● **PROBLEM TO WORK ON**: Make an exact copy of the lines, leaving the pictures out.

══════

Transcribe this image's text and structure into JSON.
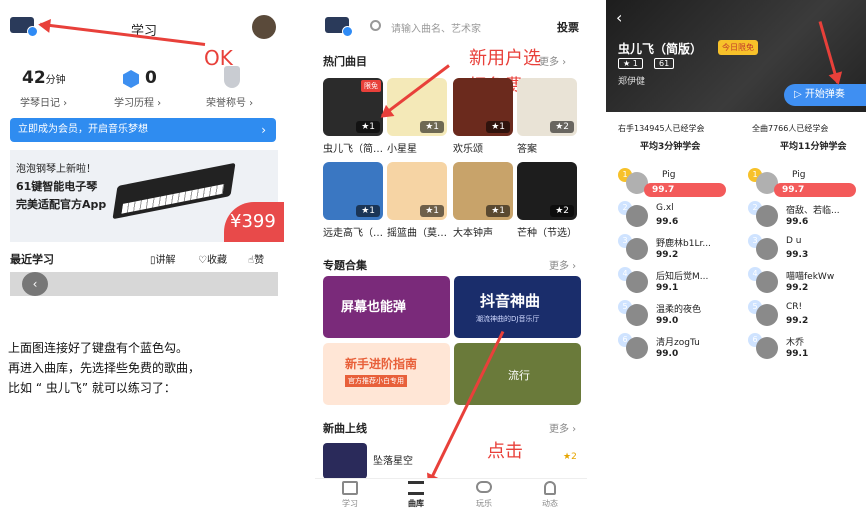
{
  "p1": {
    "title": "学习",
    "ok": "OK",
    "stats": [
      {
        "value": "42",
        "unit": "分钟",
        "label": "学琴日记 ›"
      },
      {
        "value": "0",
        "label": "学习历程 ›"
      },
      {
        "label": "荣誉称号 ›"
      }
    ],
    "member_bar": "立即成为会员，开启音乐梦想",
    "banner": {
      "line1": "泡泡钢琴上新啦！",
      "line2": "61键智能电子琴",
      "line3": "完美适配官方App",
      "price": "¥399"
    },
    "recent": "最近学习",
    "actions": [
      "讲解",
      "收藏",
      "赞"
    ]
  },
  "p2": {
    "search_placeholder": "请输入曲名、艺术家",
    "vote": "投票",
    "hot": "热门曲目",
    "more": "更多 ›",
    "annot_new": "新用户选",
    "annot_free": "择免费",
    "free_badge": "限免",
    "songs": [
      {
        "name": "虫儿飞（简…",
        "stars": "★1",
        "bg": "#2b2b2b"
      },
      {
        "name": "小星星",
        "stars": "★1",
        "bg": "#f4e9b8"
      },
      {
        "name": "欢乐颂",
        "stars": "★1",
        "bg": "#6b2a1d"
      },
      {
        "name": "答案",
        "stars": "★2",
        "bg": "#e9e3d6"
      },
      {
        "name": "远走高飞（…",
        "stars": "★1",
        "bg": "#3a77c2"
      },
      {
        "name": "摇篮曲（莫…",
        "stars": "★1",
        "bg": "#f6d4a4"
      },
      {
        "name": "大本钟声",
        "stars": "★1",
        "bg": "#c8a36a"
      },
      {
        "name": "芒种（节选）",
        "stars": "★2",
        "bg": "#1d1d1d"
      }
    ],
    "collections": "专题合集",
    "coll_more": "更多 ›",
    "coll_tiles": [
      {
        "text": "屏幕也能弹",
        "bg": "#7a2a7a"
      },
      {
        "text": "抖音神曲",
        "sub": "潮流神曲的DJ音乐厅",
        "bg": "#1a2d6b"
      },
      {
        "text": "新手进阶指南",
        "sub": "官方推荐小白专用",
        "bg": "#ffe6d6"
      },
      {
        "text": "流行",
        "bg": "#6a7a3a"
      }
    ],
    "new_songs": "新曲上线",
    "new_more": "更多 ›",
    "new_song": "坠落星空",
    "new_stars": "★2",
    "annot_click": "点击",
    "tabs": [
      "学习",
      "曲库",
      "玩乐",
      "动态"
    ]
  },
  "p3": {
    "song": "虫儿飞（简版）",
    "badge": "今日限免",
    "stars": "★ 1",
    "keys": "61",
    "artist": "郑伊健",
    "start": "开始弹奏",
    "left_head": "右手134945人已经学会",
    "left_avg": "平均3分钟学会",
    "right_head": "全曲7766人已经学会",
    "right_avg": "平均11分钟学会",
    "left": [
      {
        "rank": "1",
        "name": "Pig",
        "score": "99.7"
      },
      {
        "rank": "2",
        "name": "G.xl",
        "score": "99.6"
      },
      {
        "rank": "3",
        "name": "野鹿林b1Lr...",
        "score": "99.2"
      },
      {
        "rank": "4",
        "name": "后知后觉M...",
        "score": "99.1"
      },
      {
        "rank": "5",
        "name": "温柔的夜色",
        "score": "99.0"
      },
      {
        "rank": "6",
        "name": "清月zogTu",
        "score": "99.0"
      }
    ],
    "right": [
      {
        "rank": "1",
        "name": "Pig",
        "score": "99.7"
      },
      {
        "rank": "2",
        "name": "宿敌、若临...",
        "score": "99.6"
      },
      {
        "rank": "3",
        "name": "D u",
        "score": "99.3"
      },
      {
        "rank": "4",
        "name": "喵喵fekWw",
        "score": "99.2"
      },
      {
        "rank": "5",
        "name": "CR!",
        "score": "99.2"
      },
      {
        "rank": "6",
        "name": "木乔",
        "score": "99.1"
      }
    ]
  },
  "caption": [
    "上面图连接好了键盘有个蓝色勾。",
    "再进入曲库，先选择些免费的歌曲，",
    "比如 “ 虫儿飞” 就可以练习了："
  ]
}
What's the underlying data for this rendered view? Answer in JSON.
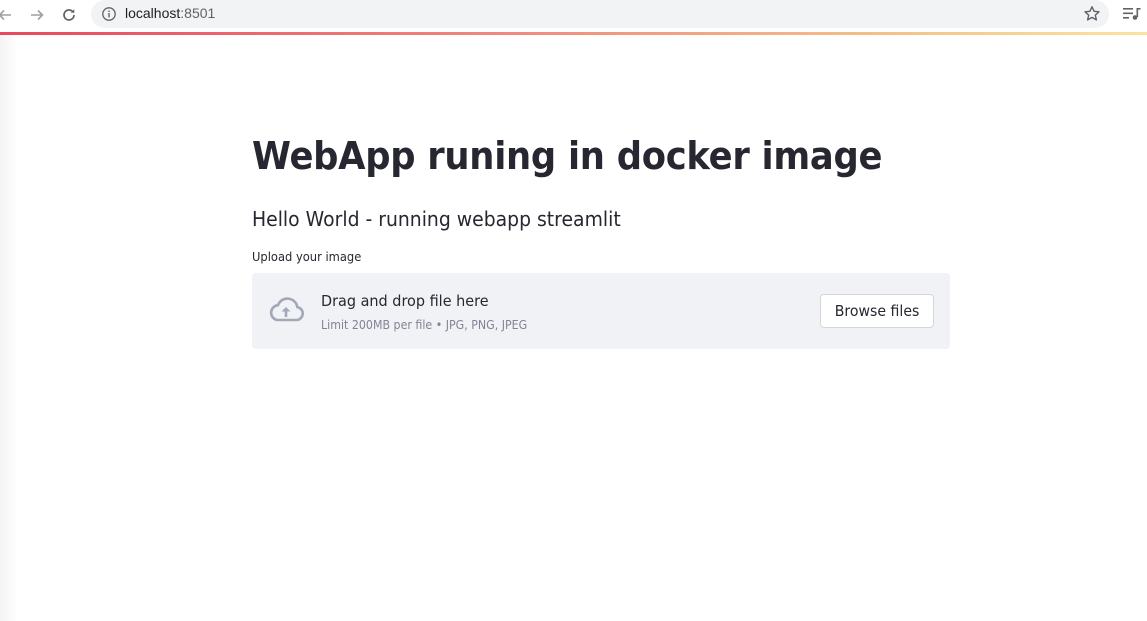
{
  "browser": {
    "url_host": "localhost",
    "url_port": ":8501",
    "icons": {
      "back": "back-arrow-icon",
      "forward": "forward-arrow-icon",
      "reload": "reload-icon",
      "info": "info-icon",
      "bookmark": "star-icon",
      "media": "media-playlist-icon"
    }
  },
  "app": {
    "title": "WebApp runing in docker image",
    "subtitle": "Hello World - running webapp streamlit",
    "uploader": {
      "label": "Upload your image",
      "instructions": "Drag and drop file here",
      "limit_text": "Limit 200MB per file • JPG, PNG, JPEG",
      "browse_label": "Browse files",
      "icon": "cloud-upload-icon"
    }
  },
  "colors": {
    "text": "#262730",
    "muted_text": "#808495",
    "dropzone_bg": "#f0f2f6",
    "accent_gradient_start": "#e8485f",
    "accent_gradient_end": "#fbe3a4"
  }
}
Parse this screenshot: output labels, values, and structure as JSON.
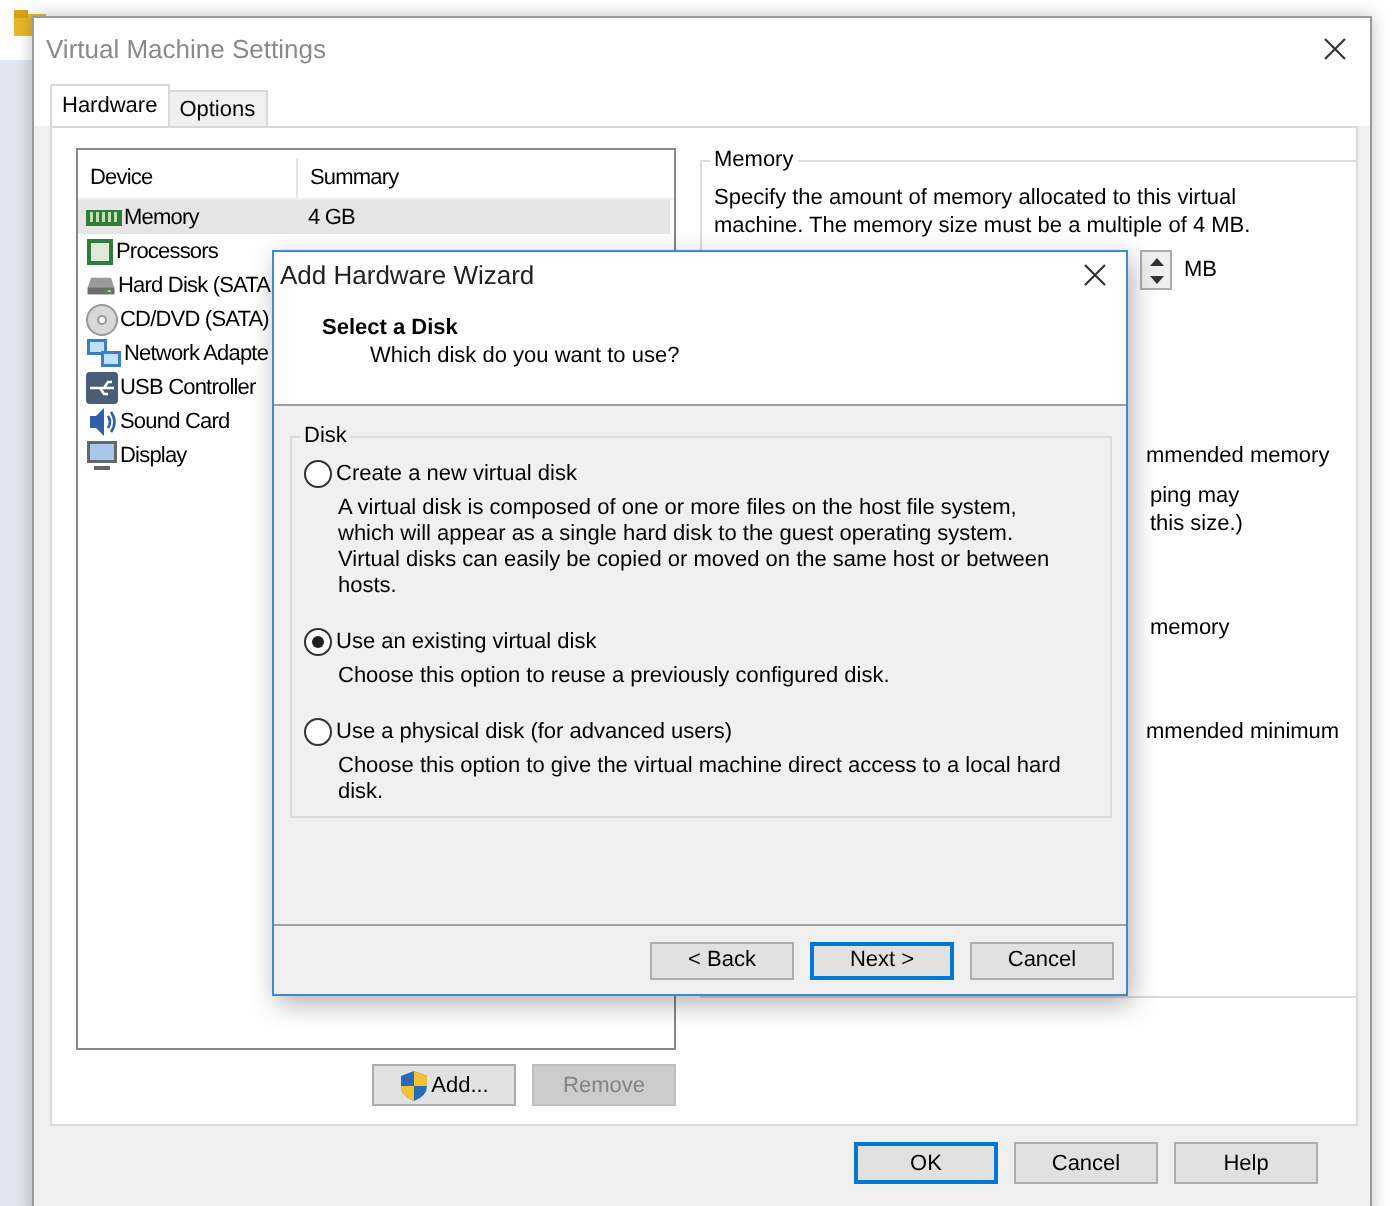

══════

● **FINISHED EXERCISE**:
Transcribe this image's text and structure into JSON.
{
  "p1": {
    "title": "学习",
    "ok": "OK",
    "stats": [
      {
        "value": "42",
        "unit": "分钟",
        "label": "学琴日记 ›"
      },
      {
        "value": "0",
        "label": "学习历程 ›"
      },
      {
        "label": "荣誉称号 ›"
      }
    ],
    "member_bar": "立即成为会员，开启音乐梦想",
    "banner": {
      "line1": "泡泡钢琴上新啦！",
      "line2": "61键智能电子琴",
      "line3": "完美适配官方App",
      "price": "¥399"
    },
    "recent": "最近学习",
    "actions": [
      "讲解",
      "收藏",
      "赞"
    ]
  },
  "p2": {
    "search_placeholder": "请输入曲名、艺术家",
    "vote": "投票",
    "hot": "热门曲目",
    "more": "更多 ›",
    "annot_new": "新用户选",
    "annot_free": "择免费",
    "free_badge": "限免",
    "songs": [
      {
        "name": "虫儿飞（简…",
        "stars": "★1",
        "bg": "#2b2b2b"
      },
      {
        "name": "小星星",
        "stars": "★1",
        "bg": "#f4e9b8"
      },
      {
        "name": "欢乐颂",
        "stars": "★1",
        "bg": "#6b2a1d"
      },
      {
        "name": "答案",
        "stars": "★2",
        "bg": "#e9e3d6"
      },
      {
        "name": "远走高飞（…",
        "stars": "★1",
        "bg": "#3a77c2"
      },
      {
        "name": "摇篮曲（莫…",
        "stars": "★1",
        "bg": "#f6d4a4"
      },
      {
        "name": "大本钟声",
        "stars": "★1",
        "bg": "#c8a36a"
      },
      {
        "name": "芒种（节选）",
        "stars": "★2",
        "bg": "#1d1d1d"
      }
    ],
    "collections": "专题合集",
    "coll_more": "更多 ›",
    "coll_tiles": [
      {
        "text": "屏幕也能弹",
        "bg": "#7a2a7a"
      },
      {
        "text": "抖音神曲",
        "sub": "潮流神曲的DJ音乐厅",
        "bg": "#1a2d6b"
      },
      {
        "text": "新手进阶指南",
        "sub": "官方推荐小白专用",
        "bg": "#ffe6d6"
      },
      {
        "text": "流行",
        "bg": "#6a7a3a"
      }
    ],
    "new_songs": "新曲上线",
    "new_more": "更多 ›",
    "new_song": "坠落星空",
    "new_stars": "★2",
    "annot_click": "点击",
    "tabs": [
      "学习",
      "曲库",
      "玩乐",
      "动态"
    ]
  },
  "p3": {
    "song": "虫儿飞（简版）",
    "badge": "今日限免",
    "stars": "★ 1",
    "keys": "61",
    "artist": "郑伊健",
    "start": "开始弹奏",
    "left_head": "右手134945人已经学会",
    "left_avg": "平均3分钟学会",
    "right_head": "全曲7766人已经学会",
    "right_avg": "平均11分钟学会",
    "left": [
      {
        "rank": "1",
        "name": "Pig",
        "score": "99.7"
      },
      {
        "rank": "2",
        "name": "G.xl",
        "score": "99.6"
      },
      {
        "rank": "3",
        "name": "野鹿林b1Lr...",
        "score": "99.2"
      },
      {
        "rank": "4",
        "name": "后知后觉M...",
        "score": "99.1"
      },
      {
        "rank": "5",
        "name": "温柔的夜色",
        "score": "99.0"
      },
      {
        "rank": "6",
        "name": "清月zogTu",
        "score": "99.0"
      }
    ],
    "right": [
      {
        "rank": "1",
        "name": "Pig",
        "score": "99.7"
      },
      {
        "rank": "2",
        "name": "宿敌、若临...",
        "score": "99.6"
      },
      {
        "rank": "3",
        "name": "D u",
        "score": "99.3"
      },
      {
        "rank": "4",
        "name": "喵喵fekWw",
        "score": "99.2"
      },
      {
        "rank": "5",
        "name": "CR!",
        "score": "99.2"
      },
      {
        "rank": "6",
        "name": "木乔",
        "score": "99.1"
      }
    ]
  },
  "caption": [
    "上面图连接好了键盘有个蓝色勾。",
    "再进入曲库，先选择些免费的歌曲，",
    "比如 “ 虫儿飞” 就可以练习了："
  ]
}
What's the underlying data for this rendered view? Answer in JSON.
{
  "browser": {
    "url_host": "localhost",
    "url_port": ":8501",
    "icons": {
      "back": "back-arrow-icon",
      "forward": "forward-arrow-icon",
      "reload": "reload-icon",
      "info": "info-icon",
      "bookmark": "star-icon",
      "media": "media-playlist-icon"
    }
  },
  "app": {
    "title": "WebApp runing in docker image",
    "subtitle": "Hello World - running webapp streamlit",
    "uploader": {
      "label": "Upload your image",
      "instructions": "Drag and drop file here",
      "limit_text": "Limit 200MB per file • JPG, PNG, JPEG",
      "browse_label": "Browse files",
      "icon": "cloud-upload-icon"
    }
  },
  "colors": {
    "text": "#262730",
    "muted_text": "#808495",
    "dropzone_bg": "#f0f2f6",
    "accent_gradient_start": "#e8485f",
    "accent_gradient_end": "#fbe3a4"
  }
}
Parse this screenshot: output labels, values, and structure as JSON.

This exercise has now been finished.